> Task directions
Search each line of the data for the word "cuando"; copy every line where it is found.

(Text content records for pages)
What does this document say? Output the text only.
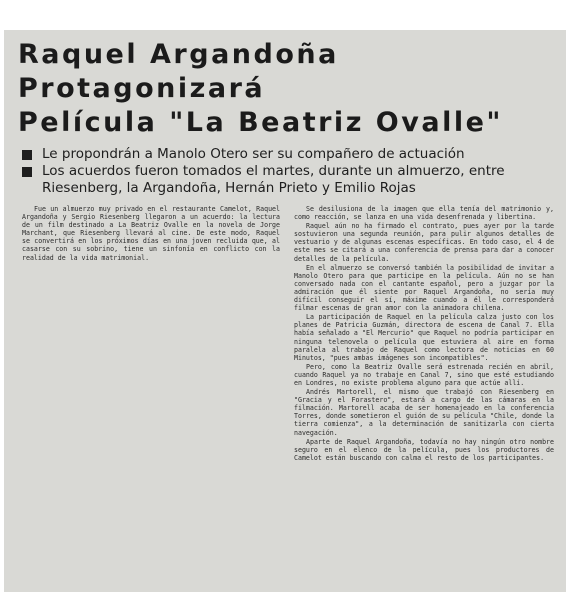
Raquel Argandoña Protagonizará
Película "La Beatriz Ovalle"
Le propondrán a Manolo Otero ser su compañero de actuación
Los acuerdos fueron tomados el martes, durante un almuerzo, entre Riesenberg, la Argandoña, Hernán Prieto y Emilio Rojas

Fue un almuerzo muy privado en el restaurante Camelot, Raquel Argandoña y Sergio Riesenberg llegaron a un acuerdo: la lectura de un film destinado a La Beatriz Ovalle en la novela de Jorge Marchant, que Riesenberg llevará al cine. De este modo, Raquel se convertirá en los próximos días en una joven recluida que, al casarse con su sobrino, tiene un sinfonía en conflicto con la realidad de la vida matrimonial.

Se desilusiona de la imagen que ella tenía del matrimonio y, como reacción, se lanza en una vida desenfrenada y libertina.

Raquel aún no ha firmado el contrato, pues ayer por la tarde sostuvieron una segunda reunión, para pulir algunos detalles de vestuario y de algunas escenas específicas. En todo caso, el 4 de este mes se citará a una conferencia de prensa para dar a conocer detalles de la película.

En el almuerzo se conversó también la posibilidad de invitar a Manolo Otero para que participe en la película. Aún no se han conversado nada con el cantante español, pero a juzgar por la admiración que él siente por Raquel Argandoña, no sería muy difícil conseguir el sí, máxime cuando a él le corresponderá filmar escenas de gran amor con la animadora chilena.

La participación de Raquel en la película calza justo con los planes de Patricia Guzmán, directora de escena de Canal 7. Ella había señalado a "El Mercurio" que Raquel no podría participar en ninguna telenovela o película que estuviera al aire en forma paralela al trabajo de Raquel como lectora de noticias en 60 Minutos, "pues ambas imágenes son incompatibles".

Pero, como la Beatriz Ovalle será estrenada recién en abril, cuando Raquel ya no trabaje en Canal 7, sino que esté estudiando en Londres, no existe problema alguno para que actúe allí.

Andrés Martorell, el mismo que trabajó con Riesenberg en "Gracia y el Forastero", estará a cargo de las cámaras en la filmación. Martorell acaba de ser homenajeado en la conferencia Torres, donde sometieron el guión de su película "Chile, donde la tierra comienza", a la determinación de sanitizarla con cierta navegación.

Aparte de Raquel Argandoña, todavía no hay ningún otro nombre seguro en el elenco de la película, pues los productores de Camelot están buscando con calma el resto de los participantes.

* * *

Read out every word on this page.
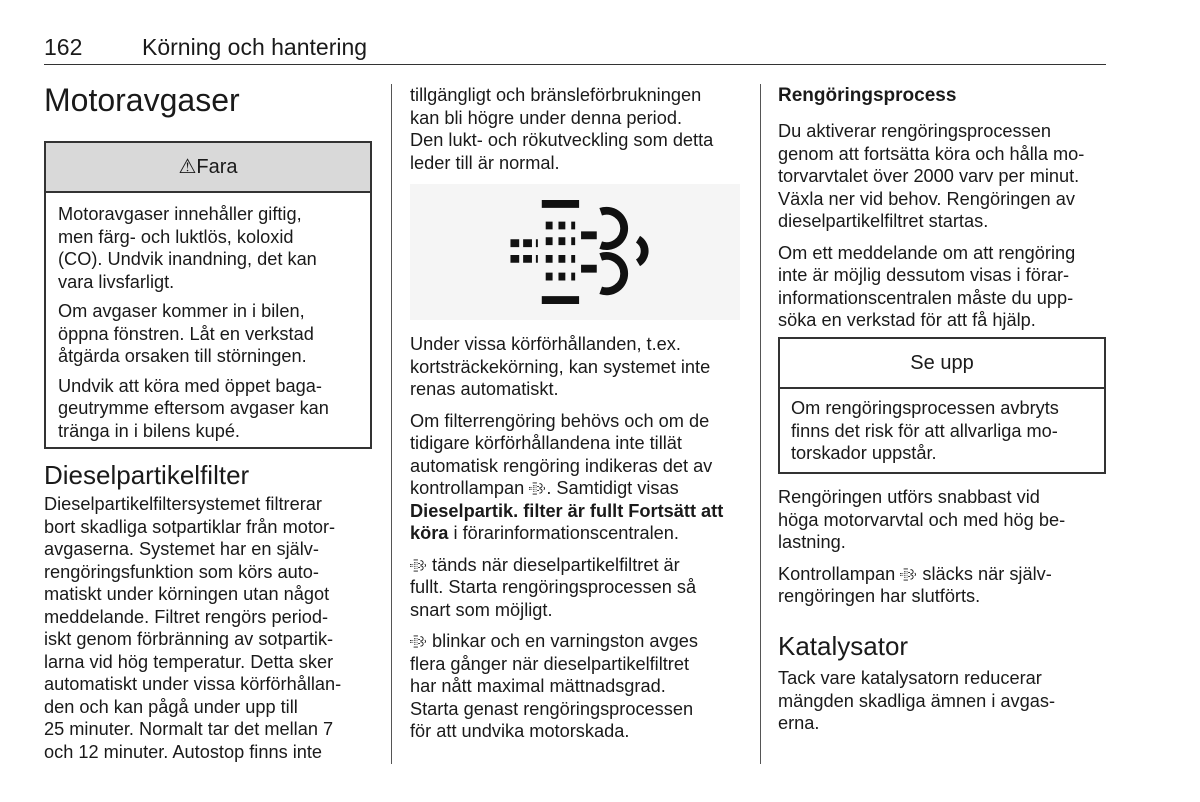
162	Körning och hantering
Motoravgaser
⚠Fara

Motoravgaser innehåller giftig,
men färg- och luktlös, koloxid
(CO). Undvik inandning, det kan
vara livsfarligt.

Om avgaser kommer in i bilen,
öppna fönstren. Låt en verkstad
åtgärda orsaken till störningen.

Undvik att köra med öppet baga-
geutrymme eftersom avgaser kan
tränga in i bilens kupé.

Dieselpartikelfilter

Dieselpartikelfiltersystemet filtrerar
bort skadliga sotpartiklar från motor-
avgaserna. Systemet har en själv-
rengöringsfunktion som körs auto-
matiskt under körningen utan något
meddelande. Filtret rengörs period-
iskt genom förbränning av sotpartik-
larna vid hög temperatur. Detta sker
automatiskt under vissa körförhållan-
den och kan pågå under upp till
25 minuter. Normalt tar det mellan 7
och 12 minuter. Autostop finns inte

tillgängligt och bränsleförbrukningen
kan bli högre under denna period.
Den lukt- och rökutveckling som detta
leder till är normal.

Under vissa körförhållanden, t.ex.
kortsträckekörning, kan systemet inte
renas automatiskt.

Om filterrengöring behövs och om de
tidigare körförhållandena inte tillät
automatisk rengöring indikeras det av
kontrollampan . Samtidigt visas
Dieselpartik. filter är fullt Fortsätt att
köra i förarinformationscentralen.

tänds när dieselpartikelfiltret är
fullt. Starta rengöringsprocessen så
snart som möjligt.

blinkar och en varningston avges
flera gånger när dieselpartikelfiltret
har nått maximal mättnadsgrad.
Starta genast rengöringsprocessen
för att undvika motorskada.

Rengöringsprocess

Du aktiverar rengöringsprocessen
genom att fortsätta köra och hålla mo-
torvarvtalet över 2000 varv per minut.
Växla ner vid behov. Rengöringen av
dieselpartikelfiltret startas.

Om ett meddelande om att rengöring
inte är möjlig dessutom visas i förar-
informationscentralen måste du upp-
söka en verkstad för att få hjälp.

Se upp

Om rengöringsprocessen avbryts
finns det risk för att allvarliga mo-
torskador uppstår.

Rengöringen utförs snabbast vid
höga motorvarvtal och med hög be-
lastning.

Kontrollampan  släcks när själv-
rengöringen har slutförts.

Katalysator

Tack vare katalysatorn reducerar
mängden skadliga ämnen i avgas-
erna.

--

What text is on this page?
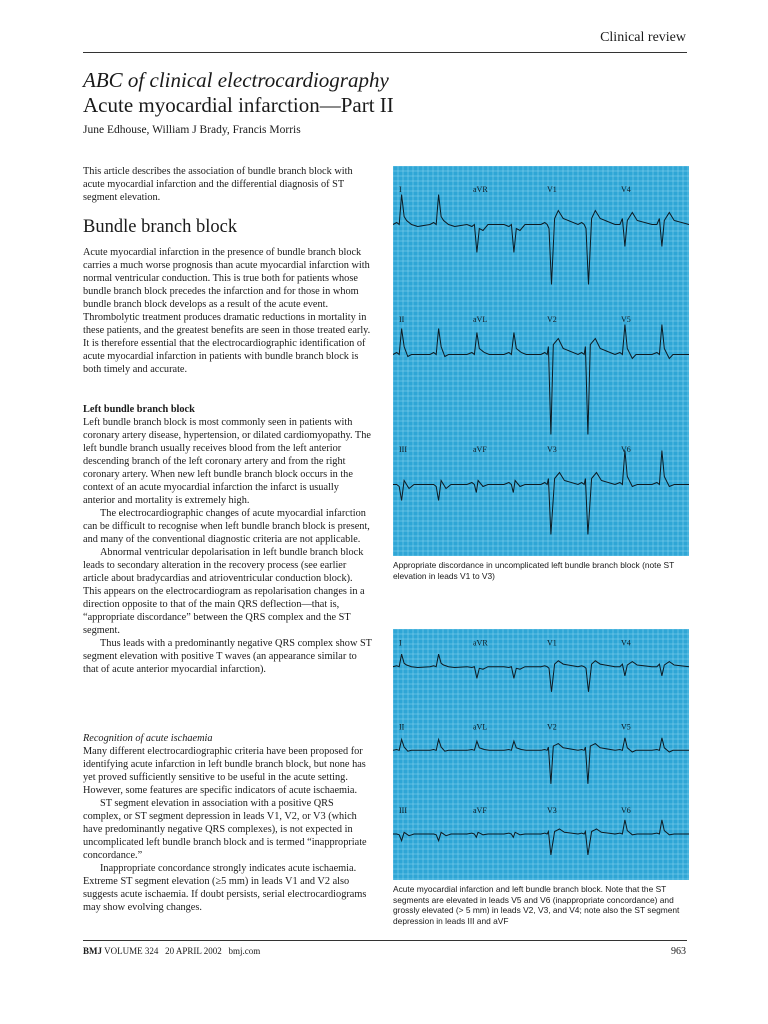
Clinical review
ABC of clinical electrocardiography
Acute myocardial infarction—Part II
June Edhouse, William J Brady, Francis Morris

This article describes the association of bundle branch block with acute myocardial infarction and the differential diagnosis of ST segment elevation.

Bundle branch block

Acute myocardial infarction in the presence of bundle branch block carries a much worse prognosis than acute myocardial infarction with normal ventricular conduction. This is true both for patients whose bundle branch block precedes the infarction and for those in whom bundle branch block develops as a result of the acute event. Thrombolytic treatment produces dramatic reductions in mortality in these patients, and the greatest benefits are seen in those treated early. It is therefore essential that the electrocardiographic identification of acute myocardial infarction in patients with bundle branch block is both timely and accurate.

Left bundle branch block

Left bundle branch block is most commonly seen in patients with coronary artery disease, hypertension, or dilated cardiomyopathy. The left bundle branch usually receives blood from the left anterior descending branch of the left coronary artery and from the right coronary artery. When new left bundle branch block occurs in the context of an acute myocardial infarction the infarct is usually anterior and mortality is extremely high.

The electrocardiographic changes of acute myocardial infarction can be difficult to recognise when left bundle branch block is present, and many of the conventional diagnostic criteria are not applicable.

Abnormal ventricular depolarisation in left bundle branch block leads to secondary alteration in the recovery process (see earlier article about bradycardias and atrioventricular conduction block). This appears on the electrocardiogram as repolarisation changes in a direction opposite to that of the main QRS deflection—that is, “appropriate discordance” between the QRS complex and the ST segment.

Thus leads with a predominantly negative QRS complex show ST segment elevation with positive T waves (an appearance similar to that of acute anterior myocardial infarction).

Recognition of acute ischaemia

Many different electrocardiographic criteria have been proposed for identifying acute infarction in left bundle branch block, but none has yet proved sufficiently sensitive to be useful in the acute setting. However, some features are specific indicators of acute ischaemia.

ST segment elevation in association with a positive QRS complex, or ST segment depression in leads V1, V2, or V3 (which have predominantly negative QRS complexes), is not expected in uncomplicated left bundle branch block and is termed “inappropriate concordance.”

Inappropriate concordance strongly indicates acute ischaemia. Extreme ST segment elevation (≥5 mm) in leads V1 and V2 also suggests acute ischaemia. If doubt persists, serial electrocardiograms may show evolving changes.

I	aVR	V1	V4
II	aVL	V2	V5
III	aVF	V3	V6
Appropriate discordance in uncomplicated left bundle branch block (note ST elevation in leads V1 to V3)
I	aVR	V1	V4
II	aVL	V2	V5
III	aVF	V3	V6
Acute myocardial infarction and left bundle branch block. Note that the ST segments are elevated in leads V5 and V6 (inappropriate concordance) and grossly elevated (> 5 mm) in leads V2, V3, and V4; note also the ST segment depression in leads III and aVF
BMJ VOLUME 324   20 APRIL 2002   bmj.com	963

> Solution for this exercise
En el almuerzo se conversó también la posibilidad de invitar a Manolo Otero para que participe en la película. Aún no se han conversado nada con el cantante español, pero a juzgar por la admiración que él siente por Raquel Argandoña, no sería muy difícil conseguir el sí, máxime cuando a él le corresponderá filmar escenas de gran amor con la animadora chilena.
Pero, como la Beatriz Ovalle será estrenada recién en abril, cuando Raquel ya no trabaje en Canal 7, sino que esté estudiando en Londres, no existe problema alguno para que actúe allí.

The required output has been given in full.